Data extracted from a collection
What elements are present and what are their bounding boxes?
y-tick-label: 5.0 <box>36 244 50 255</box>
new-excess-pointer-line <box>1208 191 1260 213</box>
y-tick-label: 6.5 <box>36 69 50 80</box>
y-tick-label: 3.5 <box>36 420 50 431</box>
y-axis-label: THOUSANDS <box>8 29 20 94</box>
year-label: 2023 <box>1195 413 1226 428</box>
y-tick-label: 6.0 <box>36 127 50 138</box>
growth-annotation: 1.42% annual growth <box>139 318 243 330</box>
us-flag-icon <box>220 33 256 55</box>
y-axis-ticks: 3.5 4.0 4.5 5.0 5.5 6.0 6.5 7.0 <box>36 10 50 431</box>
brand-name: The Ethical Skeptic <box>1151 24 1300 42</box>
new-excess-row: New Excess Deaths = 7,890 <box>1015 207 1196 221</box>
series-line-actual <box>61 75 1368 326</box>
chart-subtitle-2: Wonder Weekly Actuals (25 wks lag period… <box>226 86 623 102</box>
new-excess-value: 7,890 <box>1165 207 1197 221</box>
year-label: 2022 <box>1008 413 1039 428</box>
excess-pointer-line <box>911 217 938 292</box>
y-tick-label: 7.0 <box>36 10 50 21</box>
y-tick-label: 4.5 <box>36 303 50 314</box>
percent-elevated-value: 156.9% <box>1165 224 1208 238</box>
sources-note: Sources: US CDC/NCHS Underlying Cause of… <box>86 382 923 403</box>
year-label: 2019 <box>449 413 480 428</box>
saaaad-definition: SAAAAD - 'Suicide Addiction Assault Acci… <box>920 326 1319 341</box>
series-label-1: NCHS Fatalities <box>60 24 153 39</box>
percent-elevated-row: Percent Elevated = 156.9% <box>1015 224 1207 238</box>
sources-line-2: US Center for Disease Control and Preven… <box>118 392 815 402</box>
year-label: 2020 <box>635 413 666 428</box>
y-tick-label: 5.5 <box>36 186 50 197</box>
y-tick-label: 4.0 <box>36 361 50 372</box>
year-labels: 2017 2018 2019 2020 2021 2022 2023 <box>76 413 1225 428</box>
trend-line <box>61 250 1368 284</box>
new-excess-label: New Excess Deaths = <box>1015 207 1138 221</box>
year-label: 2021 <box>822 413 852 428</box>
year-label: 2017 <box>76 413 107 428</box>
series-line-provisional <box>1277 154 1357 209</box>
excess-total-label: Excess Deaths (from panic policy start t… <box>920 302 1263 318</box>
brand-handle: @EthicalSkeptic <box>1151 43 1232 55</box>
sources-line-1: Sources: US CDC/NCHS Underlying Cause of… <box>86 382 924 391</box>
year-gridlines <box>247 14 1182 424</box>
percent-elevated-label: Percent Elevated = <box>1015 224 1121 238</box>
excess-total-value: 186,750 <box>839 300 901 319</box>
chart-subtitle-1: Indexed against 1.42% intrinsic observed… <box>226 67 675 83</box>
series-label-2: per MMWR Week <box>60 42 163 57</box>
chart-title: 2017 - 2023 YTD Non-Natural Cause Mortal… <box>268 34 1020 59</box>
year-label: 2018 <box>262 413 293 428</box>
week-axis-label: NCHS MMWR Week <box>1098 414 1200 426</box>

◆ WHAT IS REQUIRED ◆
Copy the material above line for line, changing nothing.

◆ OUTPUT FOR THIS TASK ◆
What elements are present and what are their bounding boxes?
y-tick-label: 5.0 <box>36 244 50 255</box>
new-excess-pointer-line <box>1208 191 1260 213</box>
y-tick-label: 6.5 <box>36 69 50 80</box>
y-tick-label: 3.5 <box>36 420 50 431</box>
y-axis-label: THOUSANDS <box>8 29 20 94</box>
year-label: 2023 <box>1195 413 1226 428</box>
y-tick-label: 6.0 <box>36 127 50 138</box>
growth-annotation: 1.42% annual growth <box>139 318 243 330</box>
us-flag-icon <box>220 33 256 55</box>
y-axis-ticks: 3.5 4.0 4.5 5.0 5.5 6.0 6.5 7.0 <box>36 10 50 431</box>
brand-name: The Ethical Skeptic <box>1151 24 1300 42</box>
new-excess-row: New Excess Deaths = 7,890 <box>1015 207 1196 221</box>
series-line-actual <box>61 75 1368 326</box>
chart-subtitle-2: Wonder Weekly Actuals (25 wks lag period… <box>226 86 623 102</box>
new-excess-value: 7,890 <box>1165 207 1197 221</box>
year-label: 2022 <box>1008 413 1039 428</box>
excess-pointer-line <box>911 217 938 292</box>
y-tick-label: 7.0 <box>36 10 50 21</box>
y-tick-label: 4.5 <box>36 303 50 314</box>
percent-elevated-value: 156.9% <box>1165 224 1208 238</box>
sources-note: Sources: US CDC/NCHS Underlying Cause of… <box>86 382 923 403</box>
year-label: 2019 <box>449 413 480 428</box>
saaaad-definition: SAAAAD - 'Suicide Addiction Assault Acci… <box>920 326 1319 341</box>
series-label-1: NCHS Fatalities <box>60 24 153 39</box>
percent-elevated-row: Percent Elevated = 156.9% <box>1015 224 1207 238</box>
sources-line-2: US Center for Disease Control and Preven… <box>118 392 815 402</box>
year-label: 2020 <box>635 413 666 428</box>
y-tick-label: 5.5 <box>36 186 50 197</box>
y-tick-label: 4.0 <box>36 361 50 372</box>
year-labels: 2017 2018 2019 2020 2021 2022 2023 <box>76 413 1225 428</box>
trend-line <box>61 250 1368 284</box>
new-excess-label: New Excess Deaths = <box>1015 207 1138 221</box>
year-label: 2021 <box>822 413 852 428</box>
year-label: 2017 <box>76 413 107 428</box>
series-line-provisional <box>1277 154 1357 209</box>
excess-total-label: Excess Deaths (from panic policy start t… <box>920 302 1263 318</box>
brand-handle: @EthicalSkeptic <box>1151 43 1232 55</box>
sources-line-1: Sources: US CDC/NCHS Underlying Cause of… <box>86 382 924 391</box>
year-gridlines <box>247 14 1182 424</box>
percent-elevated-label: Percent Elevated = <box>1015 224 1121 238</box>
excess-total-value: 186,750 <box>839 300 901 319</box>
chart-subtitle-1: Indexed against 1.42% intrinsic observed… <box>226 67 675 83</box>
series-label-2: per MMWR Week <box>60 42 163 57</box>
chart-title: 2017 - 2023 YTD Non-Natural Cause Mortal… <box>268 34 1020 59</box>
year-label: 2018 <box>262 413 293 428</box>
week-axis-label: NCHS MMWR Week <box>1098 414 1200 426</box>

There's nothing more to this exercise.